>> start RECORDS PROVIDED
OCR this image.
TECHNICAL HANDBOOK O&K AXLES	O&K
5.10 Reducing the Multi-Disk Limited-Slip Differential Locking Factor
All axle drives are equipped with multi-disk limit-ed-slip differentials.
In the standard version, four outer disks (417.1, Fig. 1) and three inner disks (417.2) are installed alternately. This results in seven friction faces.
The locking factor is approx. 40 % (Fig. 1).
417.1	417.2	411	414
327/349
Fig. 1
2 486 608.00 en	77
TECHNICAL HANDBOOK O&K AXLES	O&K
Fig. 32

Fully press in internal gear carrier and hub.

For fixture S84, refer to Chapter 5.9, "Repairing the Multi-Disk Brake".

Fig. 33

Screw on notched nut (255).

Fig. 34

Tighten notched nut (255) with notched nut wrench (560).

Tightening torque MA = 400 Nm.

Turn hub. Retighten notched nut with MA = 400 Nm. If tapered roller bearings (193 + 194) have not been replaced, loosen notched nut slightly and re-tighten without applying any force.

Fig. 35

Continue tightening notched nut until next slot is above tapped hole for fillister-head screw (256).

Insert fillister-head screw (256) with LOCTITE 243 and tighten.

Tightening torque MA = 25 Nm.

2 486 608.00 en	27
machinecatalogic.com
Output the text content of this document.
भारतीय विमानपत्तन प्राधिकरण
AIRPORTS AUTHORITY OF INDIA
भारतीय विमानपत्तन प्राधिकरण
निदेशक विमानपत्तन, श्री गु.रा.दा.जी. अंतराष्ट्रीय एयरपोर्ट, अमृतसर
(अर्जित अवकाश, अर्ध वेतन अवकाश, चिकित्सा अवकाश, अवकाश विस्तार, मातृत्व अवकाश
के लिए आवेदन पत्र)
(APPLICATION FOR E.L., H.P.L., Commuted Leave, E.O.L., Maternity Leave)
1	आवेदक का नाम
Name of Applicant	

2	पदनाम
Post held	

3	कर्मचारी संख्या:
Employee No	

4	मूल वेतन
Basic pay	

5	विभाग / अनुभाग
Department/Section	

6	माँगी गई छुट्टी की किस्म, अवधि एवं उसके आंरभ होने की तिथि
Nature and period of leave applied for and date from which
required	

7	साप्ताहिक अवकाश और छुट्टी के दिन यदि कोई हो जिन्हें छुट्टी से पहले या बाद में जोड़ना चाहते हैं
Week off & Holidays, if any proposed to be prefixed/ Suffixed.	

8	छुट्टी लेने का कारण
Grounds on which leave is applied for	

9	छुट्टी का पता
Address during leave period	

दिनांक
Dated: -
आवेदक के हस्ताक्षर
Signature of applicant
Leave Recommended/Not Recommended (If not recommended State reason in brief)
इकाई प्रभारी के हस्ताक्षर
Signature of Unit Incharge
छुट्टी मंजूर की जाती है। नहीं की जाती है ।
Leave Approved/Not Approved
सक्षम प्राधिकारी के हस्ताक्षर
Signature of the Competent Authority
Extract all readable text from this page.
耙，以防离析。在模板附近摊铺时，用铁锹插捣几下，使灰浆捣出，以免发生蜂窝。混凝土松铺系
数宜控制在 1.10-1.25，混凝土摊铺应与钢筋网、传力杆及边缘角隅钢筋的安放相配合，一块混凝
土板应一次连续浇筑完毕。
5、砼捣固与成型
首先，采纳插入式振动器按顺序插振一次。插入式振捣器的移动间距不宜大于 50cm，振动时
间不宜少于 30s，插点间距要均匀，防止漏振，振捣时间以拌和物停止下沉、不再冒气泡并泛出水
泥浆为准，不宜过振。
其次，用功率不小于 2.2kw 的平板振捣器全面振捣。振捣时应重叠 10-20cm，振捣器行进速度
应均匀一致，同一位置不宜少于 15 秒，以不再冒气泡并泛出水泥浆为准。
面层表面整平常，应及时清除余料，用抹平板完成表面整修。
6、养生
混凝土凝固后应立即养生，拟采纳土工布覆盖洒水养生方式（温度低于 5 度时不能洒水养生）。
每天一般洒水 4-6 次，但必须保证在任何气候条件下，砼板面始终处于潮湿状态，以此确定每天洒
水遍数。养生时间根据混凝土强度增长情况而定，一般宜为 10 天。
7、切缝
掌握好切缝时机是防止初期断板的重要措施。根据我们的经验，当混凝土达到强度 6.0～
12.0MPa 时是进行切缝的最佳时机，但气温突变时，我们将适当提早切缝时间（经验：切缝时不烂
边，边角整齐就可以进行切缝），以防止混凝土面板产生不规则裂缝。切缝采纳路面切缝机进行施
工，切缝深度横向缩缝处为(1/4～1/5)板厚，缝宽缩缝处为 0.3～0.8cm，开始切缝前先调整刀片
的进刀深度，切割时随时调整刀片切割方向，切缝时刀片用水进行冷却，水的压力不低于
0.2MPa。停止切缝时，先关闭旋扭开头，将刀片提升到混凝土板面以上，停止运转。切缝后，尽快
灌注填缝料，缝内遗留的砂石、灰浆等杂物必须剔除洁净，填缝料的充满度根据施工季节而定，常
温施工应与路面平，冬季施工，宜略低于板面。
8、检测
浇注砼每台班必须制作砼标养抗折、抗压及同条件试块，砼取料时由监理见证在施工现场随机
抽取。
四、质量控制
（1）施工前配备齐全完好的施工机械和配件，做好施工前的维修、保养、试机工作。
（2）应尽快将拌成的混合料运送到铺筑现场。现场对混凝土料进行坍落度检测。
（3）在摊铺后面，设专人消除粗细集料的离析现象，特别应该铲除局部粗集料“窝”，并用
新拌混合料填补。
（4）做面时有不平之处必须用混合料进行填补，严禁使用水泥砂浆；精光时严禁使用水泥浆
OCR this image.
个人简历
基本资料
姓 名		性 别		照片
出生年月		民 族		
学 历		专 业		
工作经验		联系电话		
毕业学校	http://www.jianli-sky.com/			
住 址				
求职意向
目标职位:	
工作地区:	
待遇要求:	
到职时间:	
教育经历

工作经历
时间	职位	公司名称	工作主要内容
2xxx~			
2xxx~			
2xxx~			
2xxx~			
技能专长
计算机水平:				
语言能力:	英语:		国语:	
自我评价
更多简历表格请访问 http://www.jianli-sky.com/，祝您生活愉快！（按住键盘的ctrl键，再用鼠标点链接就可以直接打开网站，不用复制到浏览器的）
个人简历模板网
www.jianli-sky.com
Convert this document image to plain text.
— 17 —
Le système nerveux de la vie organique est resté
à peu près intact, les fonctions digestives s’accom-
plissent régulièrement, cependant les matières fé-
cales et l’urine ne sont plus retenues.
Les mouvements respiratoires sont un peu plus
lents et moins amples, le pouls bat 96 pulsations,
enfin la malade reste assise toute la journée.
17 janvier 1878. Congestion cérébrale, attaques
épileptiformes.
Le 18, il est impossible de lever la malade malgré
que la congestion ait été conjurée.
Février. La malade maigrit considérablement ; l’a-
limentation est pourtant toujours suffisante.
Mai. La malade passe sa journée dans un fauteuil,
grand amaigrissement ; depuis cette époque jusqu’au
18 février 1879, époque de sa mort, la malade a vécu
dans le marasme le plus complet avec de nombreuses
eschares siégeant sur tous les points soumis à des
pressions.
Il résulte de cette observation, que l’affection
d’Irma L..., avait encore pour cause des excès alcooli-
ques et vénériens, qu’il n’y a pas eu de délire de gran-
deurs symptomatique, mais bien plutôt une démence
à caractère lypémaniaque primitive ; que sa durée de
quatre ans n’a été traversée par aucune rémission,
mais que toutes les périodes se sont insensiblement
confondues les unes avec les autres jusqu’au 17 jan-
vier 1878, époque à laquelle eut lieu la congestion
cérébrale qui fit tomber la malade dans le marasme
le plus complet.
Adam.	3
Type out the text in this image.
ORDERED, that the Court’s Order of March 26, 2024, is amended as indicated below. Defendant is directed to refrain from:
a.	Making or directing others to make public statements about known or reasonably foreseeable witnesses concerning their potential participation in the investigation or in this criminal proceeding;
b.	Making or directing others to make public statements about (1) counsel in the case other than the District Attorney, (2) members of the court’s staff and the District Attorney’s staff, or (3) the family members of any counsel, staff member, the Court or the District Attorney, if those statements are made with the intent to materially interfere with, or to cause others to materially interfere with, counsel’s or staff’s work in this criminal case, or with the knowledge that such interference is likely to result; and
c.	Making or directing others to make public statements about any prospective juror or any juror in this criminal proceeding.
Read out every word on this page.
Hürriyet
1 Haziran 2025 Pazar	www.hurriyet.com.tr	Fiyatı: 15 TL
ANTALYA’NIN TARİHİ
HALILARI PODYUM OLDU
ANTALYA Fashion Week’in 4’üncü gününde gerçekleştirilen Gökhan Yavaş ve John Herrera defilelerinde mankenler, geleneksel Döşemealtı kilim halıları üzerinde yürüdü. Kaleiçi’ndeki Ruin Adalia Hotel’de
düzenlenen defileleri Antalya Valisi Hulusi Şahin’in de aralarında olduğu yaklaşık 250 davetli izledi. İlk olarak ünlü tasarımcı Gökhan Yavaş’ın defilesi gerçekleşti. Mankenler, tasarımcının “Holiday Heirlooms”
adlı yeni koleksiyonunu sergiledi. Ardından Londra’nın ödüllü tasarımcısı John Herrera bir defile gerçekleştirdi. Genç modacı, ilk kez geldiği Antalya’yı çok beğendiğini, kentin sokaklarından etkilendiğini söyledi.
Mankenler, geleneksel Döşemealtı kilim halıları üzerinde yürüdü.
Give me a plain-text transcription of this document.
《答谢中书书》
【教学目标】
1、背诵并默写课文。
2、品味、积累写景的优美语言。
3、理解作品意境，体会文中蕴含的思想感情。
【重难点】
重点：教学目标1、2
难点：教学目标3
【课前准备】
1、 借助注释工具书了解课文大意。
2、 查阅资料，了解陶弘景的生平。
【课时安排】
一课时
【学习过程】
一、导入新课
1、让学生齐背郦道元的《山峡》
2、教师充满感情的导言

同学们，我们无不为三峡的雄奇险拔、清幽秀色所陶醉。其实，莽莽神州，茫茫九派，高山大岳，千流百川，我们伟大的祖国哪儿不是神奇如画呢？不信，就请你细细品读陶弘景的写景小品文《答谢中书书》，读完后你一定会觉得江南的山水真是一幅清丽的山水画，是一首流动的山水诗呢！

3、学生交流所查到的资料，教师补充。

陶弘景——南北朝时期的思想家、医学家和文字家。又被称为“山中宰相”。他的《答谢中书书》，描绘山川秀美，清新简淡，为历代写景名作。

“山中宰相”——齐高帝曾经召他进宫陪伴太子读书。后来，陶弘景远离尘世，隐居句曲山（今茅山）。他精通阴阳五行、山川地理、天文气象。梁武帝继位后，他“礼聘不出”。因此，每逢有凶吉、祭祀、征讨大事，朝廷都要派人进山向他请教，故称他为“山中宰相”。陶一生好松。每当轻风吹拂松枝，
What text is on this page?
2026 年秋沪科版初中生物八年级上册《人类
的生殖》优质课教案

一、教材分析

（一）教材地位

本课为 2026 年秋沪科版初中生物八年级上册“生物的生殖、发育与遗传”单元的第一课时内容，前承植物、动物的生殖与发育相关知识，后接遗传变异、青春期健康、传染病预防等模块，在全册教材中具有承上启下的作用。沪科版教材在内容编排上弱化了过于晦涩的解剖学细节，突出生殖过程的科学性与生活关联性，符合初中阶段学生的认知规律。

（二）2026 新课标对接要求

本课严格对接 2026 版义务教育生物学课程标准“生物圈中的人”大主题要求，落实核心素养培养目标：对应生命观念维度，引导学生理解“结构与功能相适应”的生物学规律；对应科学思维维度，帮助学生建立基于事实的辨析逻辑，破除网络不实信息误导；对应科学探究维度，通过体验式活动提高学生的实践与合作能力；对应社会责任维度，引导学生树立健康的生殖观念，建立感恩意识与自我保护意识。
>> end RECORDS PROVIDED
» WRITTEN TASK
Which lines in the listing above hold the word "document"? Show each of them.

» ANSWER TO THIS EXERCISE
Output the text content of this document.
Convert this document image to plain text.
Give me a plain-text transcription of this document.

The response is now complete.